>> Begin Provided entries

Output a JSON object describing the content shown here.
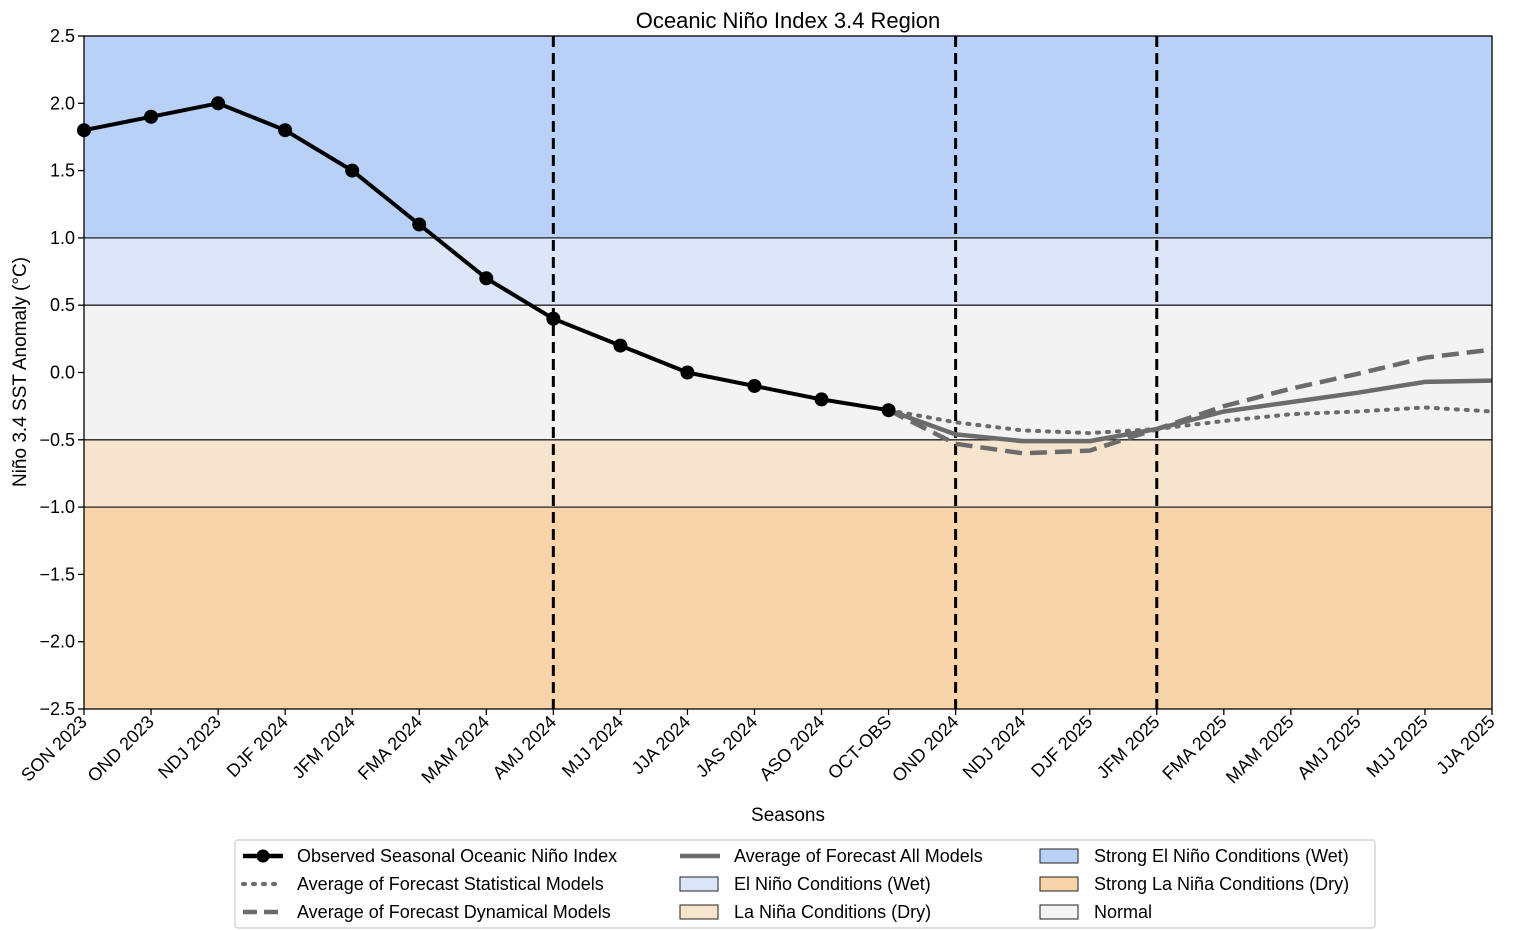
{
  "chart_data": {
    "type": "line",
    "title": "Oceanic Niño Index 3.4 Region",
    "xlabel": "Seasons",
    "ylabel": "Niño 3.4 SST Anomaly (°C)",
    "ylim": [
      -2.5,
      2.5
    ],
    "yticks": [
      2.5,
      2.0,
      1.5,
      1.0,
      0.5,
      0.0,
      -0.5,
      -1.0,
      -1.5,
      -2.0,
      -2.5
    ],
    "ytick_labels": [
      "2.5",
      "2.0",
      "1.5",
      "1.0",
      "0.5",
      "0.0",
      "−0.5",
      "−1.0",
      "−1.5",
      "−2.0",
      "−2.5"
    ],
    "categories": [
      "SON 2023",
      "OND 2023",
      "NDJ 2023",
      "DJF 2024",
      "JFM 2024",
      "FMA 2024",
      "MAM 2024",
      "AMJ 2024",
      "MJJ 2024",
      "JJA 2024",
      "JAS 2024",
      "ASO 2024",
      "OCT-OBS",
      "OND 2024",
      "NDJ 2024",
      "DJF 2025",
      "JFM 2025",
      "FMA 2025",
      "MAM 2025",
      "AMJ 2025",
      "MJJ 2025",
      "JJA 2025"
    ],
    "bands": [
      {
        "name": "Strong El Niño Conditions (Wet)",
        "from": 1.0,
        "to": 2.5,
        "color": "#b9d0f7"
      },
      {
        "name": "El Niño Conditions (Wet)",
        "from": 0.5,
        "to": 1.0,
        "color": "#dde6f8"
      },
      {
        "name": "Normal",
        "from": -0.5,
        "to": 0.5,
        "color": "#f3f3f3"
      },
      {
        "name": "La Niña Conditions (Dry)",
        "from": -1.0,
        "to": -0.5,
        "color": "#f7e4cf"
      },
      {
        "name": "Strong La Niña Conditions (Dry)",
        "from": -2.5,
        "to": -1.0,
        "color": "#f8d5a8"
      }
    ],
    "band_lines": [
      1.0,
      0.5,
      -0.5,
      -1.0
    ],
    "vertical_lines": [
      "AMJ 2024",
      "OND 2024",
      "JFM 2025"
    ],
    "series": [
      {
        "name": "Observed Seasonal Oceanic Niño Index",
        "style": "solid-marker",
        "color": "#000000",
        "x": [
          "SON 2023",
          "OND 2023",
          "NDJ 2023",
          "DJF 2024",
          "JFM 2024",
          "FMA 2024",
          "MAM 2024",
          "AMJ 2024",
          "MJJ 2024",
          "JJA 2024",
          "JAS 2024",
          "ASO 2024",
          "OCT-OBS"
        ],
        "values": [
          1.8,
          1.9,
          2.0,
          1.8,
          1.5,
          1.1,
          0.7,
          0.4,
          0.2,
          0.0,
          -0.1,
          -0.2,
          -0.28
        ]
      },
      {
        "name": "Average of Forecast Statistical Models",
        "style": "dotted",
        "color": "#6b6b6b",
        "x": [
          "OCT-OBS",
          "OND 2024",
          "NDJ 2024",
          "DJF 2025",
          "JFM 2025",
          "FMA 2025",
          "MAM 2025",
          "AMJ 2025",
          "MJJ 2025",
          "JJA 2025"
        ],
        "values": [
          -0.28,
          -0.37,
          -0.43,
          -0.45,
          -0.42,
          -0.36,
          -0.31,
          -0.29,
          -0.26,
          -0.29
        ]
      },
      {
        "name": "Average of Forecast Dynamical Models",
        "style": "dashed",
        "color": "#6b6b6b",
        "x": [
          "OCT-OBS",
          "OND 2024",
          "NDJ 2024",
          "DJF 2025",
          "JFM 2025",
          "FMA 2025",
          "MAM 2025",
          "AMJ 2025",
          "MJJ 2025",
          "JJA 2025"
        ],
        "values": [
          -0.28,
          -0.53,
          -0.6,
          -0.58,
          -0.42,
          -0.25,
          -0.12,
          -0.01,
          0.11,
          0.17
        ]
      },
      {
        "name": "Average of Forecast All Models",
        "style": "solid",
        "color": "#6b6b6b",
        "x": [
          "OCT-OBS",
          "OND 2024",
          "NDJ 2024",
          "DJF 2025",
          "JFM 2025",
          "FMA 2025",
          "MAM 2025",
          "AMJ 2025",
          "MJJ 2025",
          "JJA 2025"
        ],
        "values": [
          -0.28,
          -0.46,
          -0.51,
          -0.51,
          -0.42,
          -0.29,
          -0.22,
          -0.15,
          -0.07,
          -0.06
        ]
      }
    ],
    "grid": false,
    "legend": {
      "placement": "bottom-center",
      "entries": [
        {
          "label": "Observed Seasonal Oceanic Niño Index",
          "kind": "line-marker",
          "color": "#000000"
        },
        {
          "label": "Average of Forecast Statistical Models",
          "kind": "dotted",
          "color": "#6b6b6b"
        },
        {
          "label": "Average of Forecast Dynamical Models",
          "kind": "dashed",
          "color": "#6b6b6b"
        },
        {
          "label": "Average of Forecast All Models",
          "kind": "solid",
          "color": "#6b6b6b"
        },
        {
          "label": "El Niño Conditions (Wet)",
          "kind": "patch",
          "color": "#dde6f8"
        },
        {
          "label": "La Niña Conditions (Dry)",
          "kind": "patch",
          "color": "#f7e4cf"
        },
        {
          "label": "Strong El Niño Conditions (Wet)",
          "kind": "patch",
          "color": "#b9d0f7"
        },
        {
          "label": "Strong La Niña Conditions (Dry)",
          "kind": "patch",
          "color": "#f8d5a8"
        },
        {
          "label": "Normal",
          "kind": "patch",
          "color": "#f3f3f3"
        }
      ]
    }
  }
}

>> End Provided entries

- **Required task**:
Output the material word for word, omitting its pictures.

- **Problem solution**:
Output a JSON object describing the content shown here.
{
  "chart_data": {
    "type": "line",
    "title": "Oceanic Niño Index 3.4 Region",
    "xlabel": "Seasons",
    "ylabel": "Niño 3.4 SST Anomaly (°C)",
    "ylim": [
      -2.5,
      2.5
    ],
    "yticks": [
      2.5,
      2.0,
      1.5,
      1.0,
      0.5,
      0.0,
      -0.5,
      -1.0,
      -1.5,
      -2.0,
      -2.5
    ],
    "ytick_labels": [
      "2.5",
      "2.0",
      "1.5",
      "1.0",
      "0.5",
      "0.0",
      "−0.5",
      "−1.0",
      "−1.5",
      "−2.0",
      "−2.5"
    ],
    "categories": [
      "SON 2023",
      "OND 2023",
      "NDJ 2023",
      "DJF 2024",
      "JFM 2024",
      "FMA 2024",
      "MAM 2024",
      "AMJ 2024",
      "MJJ 2024",
      "JJA 2024",
      "JAS 2024",
      "ASO 2024",
      "OCT-OBS",
      "OND 2024",
      "NDJ 2024",
      "DJF 2025",
      "JFM 2025",
      "FMA 2025",
      "MAM 2025",
      "AMJ 2025",
      "MJJ 2025",
      "JJA 2025"
    ],
    "bands": [
      {
        "name": "Strong El Niño Conditions (Wet)",
        "from": 1.0,
        "to": 2.5,
        "color": "#b9d0f7"
      },
      {
        "name": "El Niño Conditions (Wet)",
        "from": 0.5,
        "to": 1.0,
        "color": "#dde6f8"
      },
      {
        "name": "Normal",
        "from": -0.5,
        "to": 0.5,
        "color": "#f3f3f3"
      },
      {
        "name": "La Niña Conditions (Dry)",
        "from": -1.0,
        "to": -0.5,
        "color": "#f7e4cf"
      },
      {
        "name": "Strong La Niña Conditions (Dry)",
        "from": -2.5,
        "to": -1.0,
        "color": "#f8d5a8"
      }
    ],
    "band_lines": [
      1.0,
      0.5,
      -0.5,
      -1.0
    ],
    "vertical_lines": [
      "AMJ 2024",
      "OND 2024",
      "JFM 2025"
    ],
    "series": [
      {
        "name": "Observed Seasonal Oceanic Niño Index",
        "style": "solid-marker",
        "color": "#000000",
        "x": [
          "SON 2023",
          "OND 2023",
          "NDJ 2023",
          "DJF 2024",
          "JFM 2024",
          "FMA 2024",
          "MAM 2024",
          "AMJ 2024",
          "MJJ 2024",
          "JJA 2024",
          "JAS 2024",
          "ASO 2024",
          "OCT-OBS"
        ],
        "values": [
          1.8,
          1.9,
          2.0,
          1.8,
          1.5,
          1.1,
          0.7,
          0.4,
          0.2,
          0.0,
          -0.1,
          -0.2,
          -0.28
        ]
      },
      {
        "name": "Average of Forecast Statistical Models",
        "style": "dotted",
        "color": "#6b6b6b",
        "x": [
          "OCT-OBS",
          "OND 2024",
          "NDJ 2024",
          "DJF 2025",
          "JFM 2025",
          "FMA 2025",
          "MAM 2025",
          "AMJ 2025",
          "MJJ 2025",
          "JJA 2025"
        ],
        "values": [
          -0.28,
          -0.37,
          -0.43,
          -0.45,
          -0.42,
          -0.36,
          -0.31,
          -0.29,
          -0.26,
          -0.29
        ]
      },
      {
        "name": "Average of Forecast Dynamical Models",
        "style": "dashed",
        "color": "#6b6b6b",
        "x": [
          "OCT-OBS",
          "OND 2024",
          "NDJ 2024",
          "DJF 2025",
          "JFM 2025",
          "FMA 2025",
          "MAM 2025",
          "AMJ 2025",
          "MJJ 2025",
          "JJA 2025"
        ],
        "values": [
          -0.28,
          -0.53,
          -0.6,
          -0.58,
          -0.42,
          -0.25,
          -0.12,
          -0.01,
          0.11,
          0.17
        ]
      },
      {
        "name": "Average of Forecast All Models",
        "style": "solid",
        "color": "#6b6b6b",
        "x": [
          "OCT-OBS",
          "OND 2024",
          "NDJ 2024",
          "DJF 2025",
          "JFM 2025",
          "FMA 2025",
          "MAM 2025",
          "AMJ 2025",
          "MJJ 2025",
          "JJA 2025"
        ],
        "values": [
          -0.28,
          -0.46,
          -0.51,
          -0.51,
          -0.42,
          -0.29,
          -0.22,
          -0.15,
          -0.07,
          -0.06
        ]
      }
    ],
    "grid": false,
    "legend": {
      "placement": "bottom-center",
      "entries": [
        {
          "label": "Observed Seasonal Oceanic Niño Index",
          "kind": "line-marker",
          "color": "#000000"
        },
        {
          "label": "Average of Forecast Statistical Models",
          "kind": "dotted",
          "color": "#6b6b6b"
        },
        {
          "label": "Average of Forecast Dynamical Models",
          "kind": "dashed",
          "color": "#6b6b6b"
        },
        {
          "label": "Average of Forecast All Models",
          "kind": "solid",
          "color": "#6b6b6b"
        },
        {
          "label": "El Niño Conditions (Wet)",
          "kind": "patch",
          "color": "#dde6f8"
        },
        {
          "label": "La Niña Conditions (Dry)",
          "kind": "patch",
          "color": "#f7e4cf"
        },
        {
          "label": "Strong El Niño Conditions (Wet)",
          "kind": "patch",
          "color": "#b9d0f7"
        },
        {
          "label": "Strong La Niña Conditions (Dry)",
          "kind": "patch",
          "color": "#f8d5a8"
        },
        {
          "label": "Normal",
          "kind": "patch",
          "color": "#f3f3f3"
        }
      ]
    }
  }
}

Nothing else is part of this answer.